> [Stated problem]: Restate the listing that follows word for word, without its pictures.

> [Task inputs]:
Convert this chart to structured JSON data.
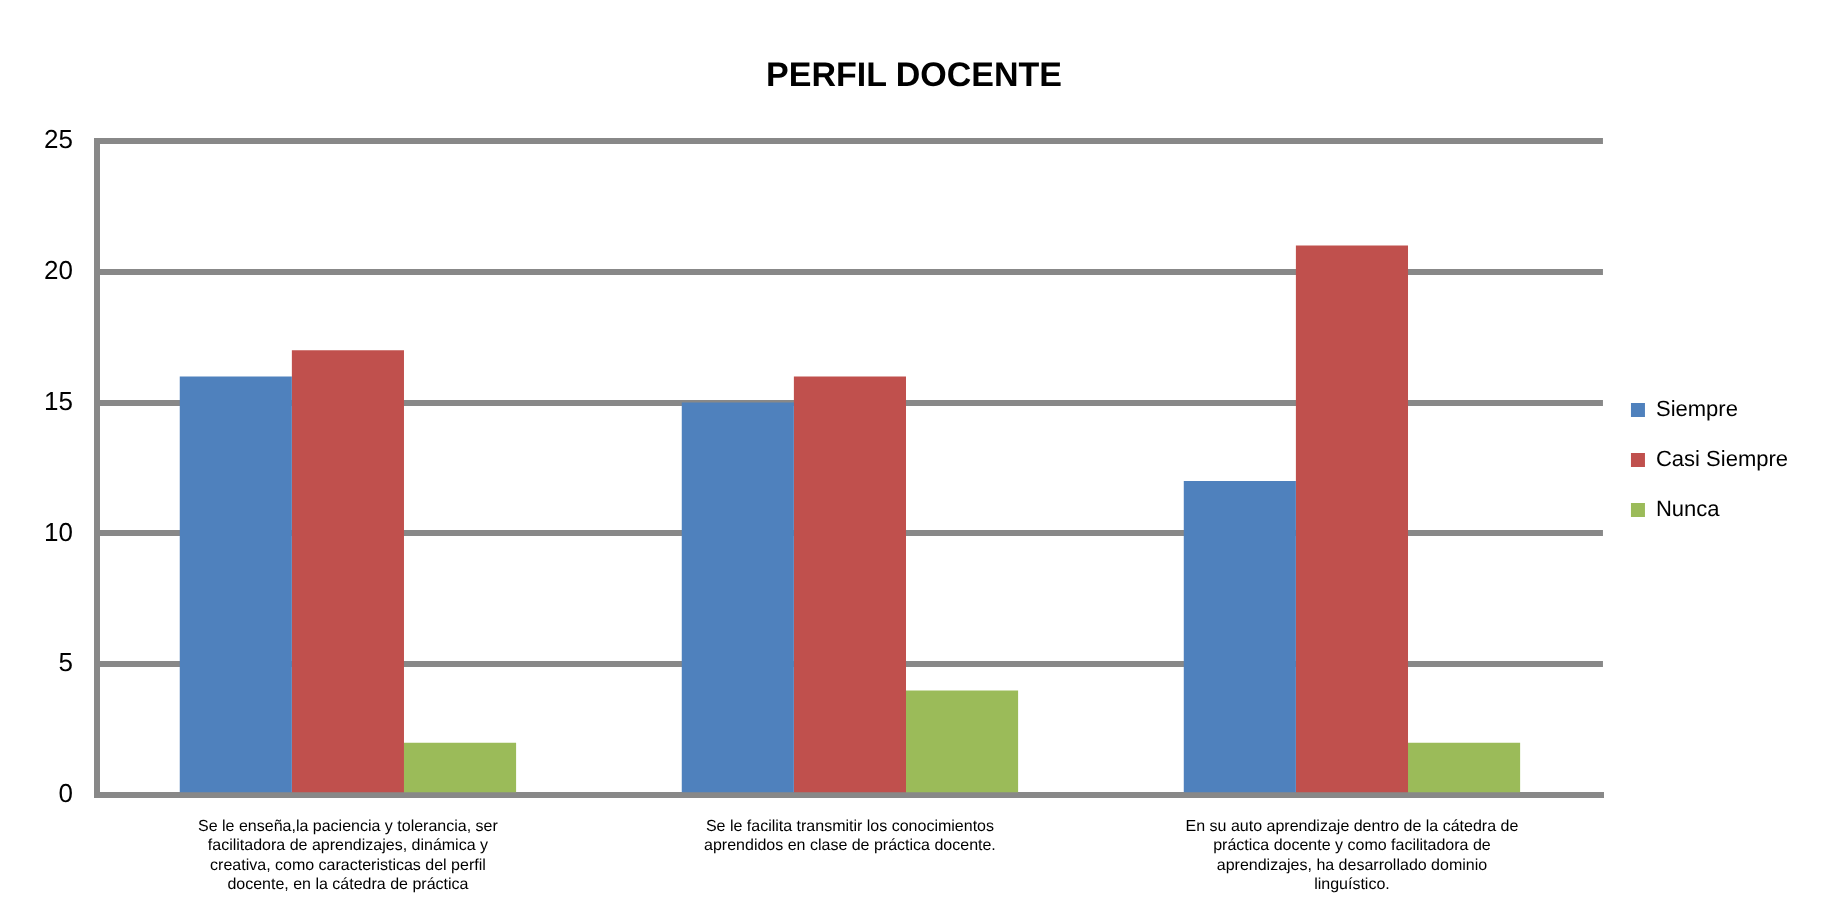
{
  "chart_data": {
    "type": "bar",
    "title": "PERFIL DOCENTE",
    "categories": [
      "Se le enseña,la paciencia y tolerancia, ser facilitadora de aprendizajes, dinámica y creativa, como caracteristicas del perfil docente, en la cátedra de práctica",
      "Se le facilita transmitir los conocimientos aprendidos en clase de práctica docente.",
      "En su auto aprendizaje dentro de la cátedra de práctica docente y como facilitadora de aprendizajes, ha desarrollado dominio linguístico."
    ],
    "series": [
      {
        "name": "Siempre",
        "color": "#4f81bd",
        "values": [
          16,
          15,
          12
        ]
      },
      {
        "name": "Casi Siempre",
        "color": "#c0504d",
        "values": [
          17,
          16,
          21
        ]
      },
      {
        "name": "Nunca",
        "color": "#9bbb59",
        "values": [
          2,
          4,
          2
        ]
      }
    ],
    "ylim": [
      0,
      25
    ],
    "yticks": [
      0,
      5,
      10,
      15,
      20,
      25
    ],
    "grid": "y",
    "legend": "right"
  }
}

> [Solution to this task]:
Convert this chart to structured JSON data.
{
  "chart_data": {
    "type": "bar",
    "title": "PERFIL DOCENTE",
    "categories": [
      "Se le enseña,la paciencia y tolerancia, ser facilitadora de aprendizajes, dinámica y creativa, como caracteristicas del perfil docente, en la cátedra de práctica",
      "Se le facilita transmitir los conocimientos aprendidos en clase de práctica docente.",
      "En su auto aprendizaje dentro de la cátedra de práctica docente y como facilitadora de aprendizajes, ha desarrollado dominio linguístico."
    ],
    "series": [
      {
        "name": "Siempre",
        "color": "#4f81bd",
        "values": [
          16,
          15,
          12
        ]
      },
      {
        "name": "Casi Siempre",
        "color": "#c0504d",
        "values": [
          17,
          16,
          21
        ]
      },
      {
        "name": "Nunca",
        "color": "#9bbb59",
        "values": [
          2,
          4,
          2
        ]
      }
    ],
    "ylim": [
      0,
      25
    ],
    "yticks": [
      0,
      5,
      10,
      15,
      20,
      25
    ],
    "grid": "y",
    "legend": "right"
  }
}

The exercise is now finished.